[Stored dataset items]
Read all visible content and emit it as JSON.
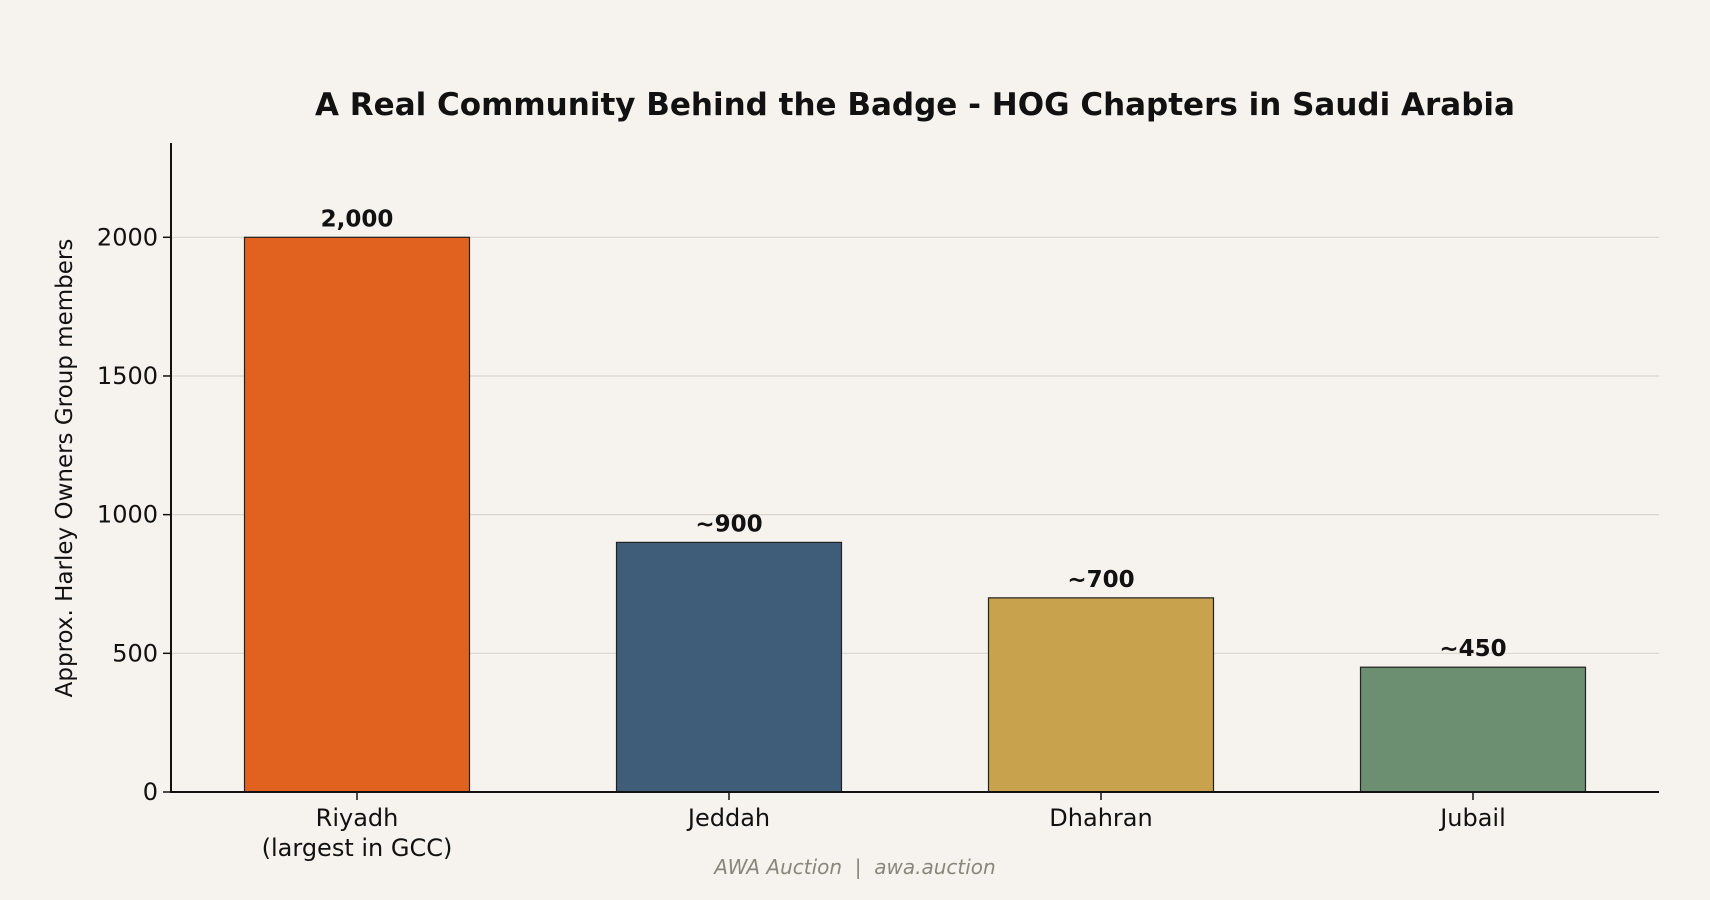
{
  "footer": "AWA Auction  |  awa.auction",
  "chart_data": {
    "type": "bar",
    "title": "A Real Community Behind the Badge - HOG Chapters in Saudi Arabia",
    "xlabel": "",
    "ylabel": "Approx. Harley Owners Group members",
    "categories": [
      [
        "Riyadh",
        "(largest in GCC)"
      ],
      [
        "Jeddah"
      ],
      [
        "Dhahran"
      ],
      [
        "Jubail"
      ]
    ],
    "values": [
      2000,
      900,
      700,
      450
    ],
    "data_labels": [
      "2,000",
      "~900",
      "~700",
      "~450"
    ],
    "colors": [
      "#e1611f",
      "#3f5d78",
      "#c8a24c",
      "#6b8f70"
    ],
    "ylim": [
      0,
      2340
    ],
    "yticks": [
      0,
      500,
      1000,
      1500,
      2000
    ],
    "grid": "horizontal",
    "legend": "none"
  }
}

■ **To be done**
Return all of the entries exactly as written, but drop any pictures they hold.

■ **Written reply**
Read all visible content and emit it as JSON.
{
  "footer": "AWA Auction  |  awa.auction",
  "chart_data": {
    "type": "bar",
    "title": "A Real Community Behind the Badge - HOG Chapters in Saudi Arabia",
    "xlabel": "",
    "ylabel": "Approx. Harley Owners Group members",
    "categories": [
      [
        "Riyadh",
        "(largest in GCC)"
      ],
      [
        "Jeddah"
      ],
      [
        "Dhahran"
      ],
      [
        "Jubail"
      ]
    ],
    "values": [
      2000,
      900,
      700,
      450
    ],
    "data_labels": [
      "2,000",
      "~900",
      "~700",
      "~450"
    ],
    "colors": [
      "#e1611f",
      "#3f5d78",
      "#c8a24c",
      "#6b8f70"
    ],
    "ylim": [
      0,
      2340
    ],
    "yticks": [
      0,
      500,
      1000,
      1500,
      2000
    ],
    "grid": "horizontal",
    "legend": "none"
  }
}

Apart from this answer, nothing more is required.